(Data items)
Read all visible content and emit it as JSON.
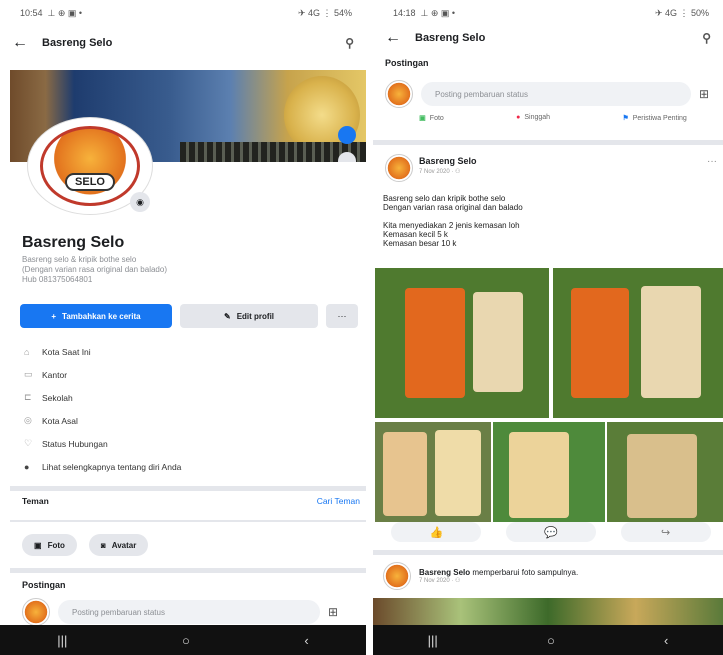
{
  "left": {
    "status_time": "10:54",
    "status_icons": "⊥ ⊕ ▣ •",
    "status_right": "✈ 4G ⋮ 54%",
    "title": "Basreng Selo",
    "logo_text": "SELO",
    "name": "Basreng Selo",
    "bio": [
      "Basreng selo & kripik bothe selo",
      "(Dengan varian rasa original dan balado)",
      "Hub 081375064801"
    ],
    "add_story_label": "Tambahkan ke cerita",
    "edit_profile_label": "Edit profil",
    "more_label": "···",
    "details": [
      {
        "icon": "⌂",
        "label": "Kota Saat Ini"
      },
      {
        "icon": "▭",
        "label": "Kantor"
      },
      {
        "icon": "⊏",
        "label": "Sekolah"
      },
      {
        "icon": "◎",
        "label": "Kota Asal"
      },
      {
        "icon": "♡",
        "label": "Status Hubungan"
      },
      {
        "icon": "●",
        "label": "Lihat selengkapnya tentang diri Anda"
      }
    ],
    "friends_title": "Teman",
    "find_friends": "Cari Teman",
    "chip_photo": "Foto",
    "chip_avatar": "Avatar",
    "posts_title": "Postingan",
    "composer_placeholder": "Posting pembaruan status"
  },
  "right": {
    "status_time": "14:18",
    "status_icons": "⊥ ⊕ ▣ •",
    "status_right": "✈ 4G ⋮ 50%",
    "title": "Basreng Selo",
    "posts_title": "Postingan",
    "composer_placeholder": "Posting pembaruan status",
    "actions": [
      "Foto",
      "Singgah",
      "Peristiwa Penting"
    ],
    "post": {
      "author": "Basreng Selo",
      "time": "7 Nov 2020 · ⚇",
      "lines": [
        "Basreng selo dan kripik bothe selo",
        "Dengan varian rasa original dan balado",
        "Kita menyediakan 2 jenis kemasan loh",
        "Kemasan kecil 5 k",
        "Kemasan besar 10 k"
      ]
    },
    "post2_author": "Basreng Selo",
    "post2_text": " memperbarui foto sampulnya.",
    "post2_time": "7 Nov 2020 · ⚇"
  },
  "nav": {
    "recent": "|||",
    "home": "○",
    "back": "‹"
  }
}
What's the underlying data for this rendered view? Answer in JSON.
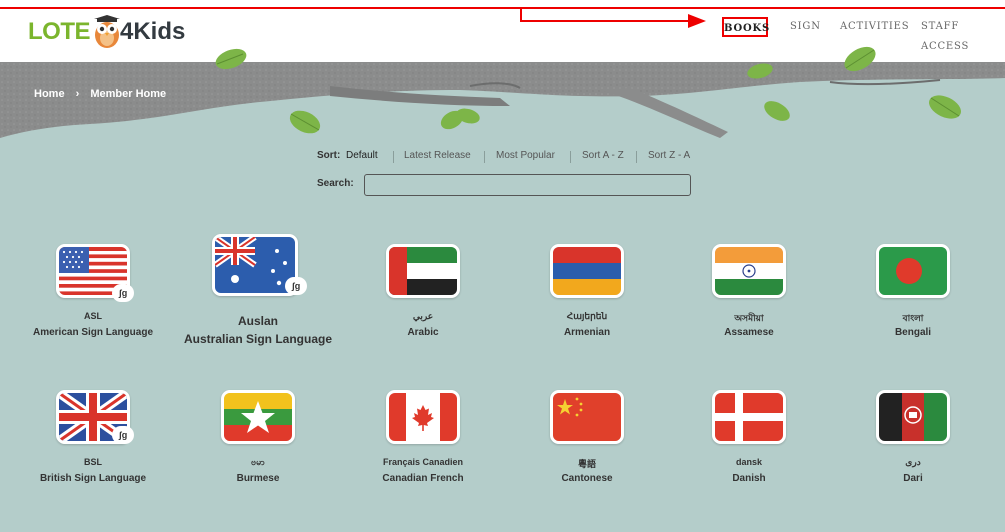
{
  "logo": {
    "part1": "LOTE",
    "part2": "4Kids"
  },
  "nav": {
    "books": "BOOKS",
    "sign": "SIGN",
    "activities": "ACTIVITIES",
    "staff": "STAFF ACCESS"
  },
  "breadcrumb": {
    "home": "Home",
    "separator": "›",
    "current": "Member Home"
  },
  "sort": {
    "label": "Sort:",
    "options": [
      "Default",
      "Latest Release",
      "Most Popular",
      "Sort A - Z",
      "Sort Z - A"
    ]
  },
  "search": {
    "label": "Search:",
    "value": "",
    "placeholder": ""
  },
  "languages": [
    {
      "native": "ASL",
      "english": "American Sign Language",
      "flag": "usa",
      "sign_badge": true
    },
    {
      "native": "Auslan",
      "english": "Australian Sign Language",
      "flag": "australia",
      "sign_badge": true
    },
    {
      "native": "عربي",
      "english": "Arabic",
      "flag": "uae",
      "sign_badge": false
    },
    {
      "native": "Հայերեն",
      "english": "Armenian",
      "flag": "armenia",
      "sign_badge": false
    },
    {
      "native": "অসমীয়া",
      "english": "Assamese",
      "flag": "india",
      "sign_badge": false
    },
    {
      "native": "বাংলা",
      "english": "Bengali",
      "flag": "bangladesh",
      "sign_badge": false
    },
    {
      "native": "BSL",
      "english": "British Sign Language",
      "flag": "uk",
      "sign_badge": true
    },
    {
      "native": "ဗမာ",
      "english": "Burmese",
      "flag": "myanmar",
      "sign_badge": false
    },
    {
      "native": "Français Canadien",
      "english": "Canadian French",
      "flag": "canada",
      "sign_badge": false
    },
    {
      "native": "粵語",
      "english": "Cantonese",
      "flag": "china",
      "sign_badge": false
    },
    {
      "native": "dansk",
      "english": "Danish",
      "flag": "denmark",
      "sign_badge": false
    },
    {
      "native": "دری",
      "english": "Dari",
      "flag": "afghanistan",
      "sign_badge": false
    }
  ],
  "sign_badge_text": "ʃg",
  "colors": {
    "background": "#b4cdca",
    "header": "#ffffff",
    "logo_green": "#7bb52d",
    "annotation_red": "#ee0000",
    "branch": "#8b8c8c",
    "leaf": "#7db548"
  }
}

Objective
Your task is to transcribe all of the records precisely, with no images included.

Expected answer
Read all visible content and emit it as JSON.
{
  "left": {
    "status_time": "10:54",
    "status_icons": "⊥ ⊕ ▣ •",
    "status_right": "✈ 4G ⋮ 54%",
    "title": "Basreng Selo",
    "logo_text": "SELO",
    "name": "Basreng Selo",
    "bio": [
      "Basreng selo & kripik bothe selo",
      "(Dengan varian rasa original dan balado)",
      "Hub 081375064801"
    ],
    "add_story_label": "Tambahkan ke cerita",
    "edit_profile_label": "Edit profil",
    "more_label": "···",
    "details": [
      {
        "icon": "⌂",
        "label": "Kota Saat Ini"
      },
      {
        "icon": "▭",
        "label": "Kantor"
      },
      {
        "icon": "⊏",
        "label": "Sekolah"
      },
      {
        "icon": "◎",
        "label": "Kota Asal"
      },
      {
        "icon": "♡",
        "label": "Status Hubungan"
      },
      {
        "icon": "●",
        "label": "Lihat selengkapnya tentang diri Anda"
      }
    ],
    "friends_title": "Teman",
    "find_friends": "Cari Teman",
    "chip_photo": "Foto",
    "chip_avatar": "Avatar",
    "posts_title": "Postingan",
    "composer_placeholder": "Posting pembaruan status"
  },
  "right": {
    "status_time": "14:18",
    "status_icons": "⊥ ⊕ ▣ •",
    "status_right": "✈ 4G ⋮ 50%",
    "title": "Basreng Selo",
    "posts_title": "Postingan",
    "composer_placeholder": "Posting pembaruan status",
    "actions": [
      "Foto",
      "Singgah",
      "Peristiwa Penting"
    ],
    "post": {
      "author": "Basreng Selo",
      "time": "7 Nov 2020 · ⚇",
      "lines": [
        "Basreng selo dan kripik bothe selo",
        "Dengan varian rasa original dan balado",
        "Kita menyediakan 2 jenis kemasan loh",
        "Kemasan kecil 5 k",
        "Kemasan besar 10 k"
      ]
    },
    "post2_author": "Basreng Selo",
    "post2_text": " memperbarui foto sampulnya.",
    "post2_time": "7 Nov 2020 · ⚇"
  },
  "nav": {
    "recent": "|||",
    "home": "○",
    "back": "‹"
  }
}
What's the underlying data for this rendered view? Answer in JSON.
{
  "logo": {
    "part1": "LOTE",
    "part2": "4Kids"
  },
  "nav": {
    "books": "BOOKS",
    "sign": "SIGN",
    "activities": "ACTIVITIES",
    "staff": "STAFF ACCESS"
  },
  "breadcrumb": {
    "home": "Home",
    "separator": "›",
    "current": "Member Home"
  },
  "sort": {
    "label": "Sort:",
    "options": [
      "Default",
      "Latest Release",
      "Most Popular",
      "Sort A - Z",
      "Sort Z - A"
    ]
  },
  "search": {
    "label": "Search:",
    "value": "",
    "placeholder": ""
  },
  "languages": [
    {
      "native": "ASL",
      "english": "American Sign Language",
      "flag": "usa",
      "sign_badge": true
    },
    {
      "native": "Auslan",
      "english": "Australian Sign Language",
      "flag": "australia",
      "sign_badge": true
    },
    {
      "native": "عربي",
      "english": "Arabic",
      "flag": "uae",
      "sign_badge": false
    },
    {
      "native": "Հայերեն",
      "english": "Armenian",
      "flag": "armenia",
      "sign_badge": false
    },
    {
      "native": "অসমীয়া",
      "english": "Assamese",
      "flag": "india",
      "sign_badge": false
    },
    {
      "native": "বাংলা",
      "english": "Bengali",
      "flag": "bangladesh",
      "sign_badge": false
    },
    {
      "native": "BSL",
      "english": "British Sign Language",
      "flag": "uk",
      "sign_badge": true
    },
    {
      "native": "ဗမာ",
      "english": "Burmese",
      "flag": "myanmar",
      "sign_badge": false
    },
    {
      "native": "Français Canadien",
      "english": "Canadian French",
      "flag": "canada",
      "sign_badge": false
    },
    {
      "native": "粵語",
      "english": "Cantonese",
      "flag": "china",
      "sign_badge": false
    },
    {
      "native": "dansk",
      "english": "Danish",
      "flag": "denmark",
      "sign_badge": false
    },
    {
      "native": "دری",
      "english": "Dari",
      "flag": "afghanistan",
      "sign_badge": false
    }
  ],
  "sign_badge_text": "ʃg",
  "colors": {
    "background": "#b4cdca",
    "header": "#ffffff",
    "logo_green": "#7bb52d",
    "annotation_red": "#ee0000",
    "branch": "#8b8c8c",
    "leaf": "#7db548"
  }
}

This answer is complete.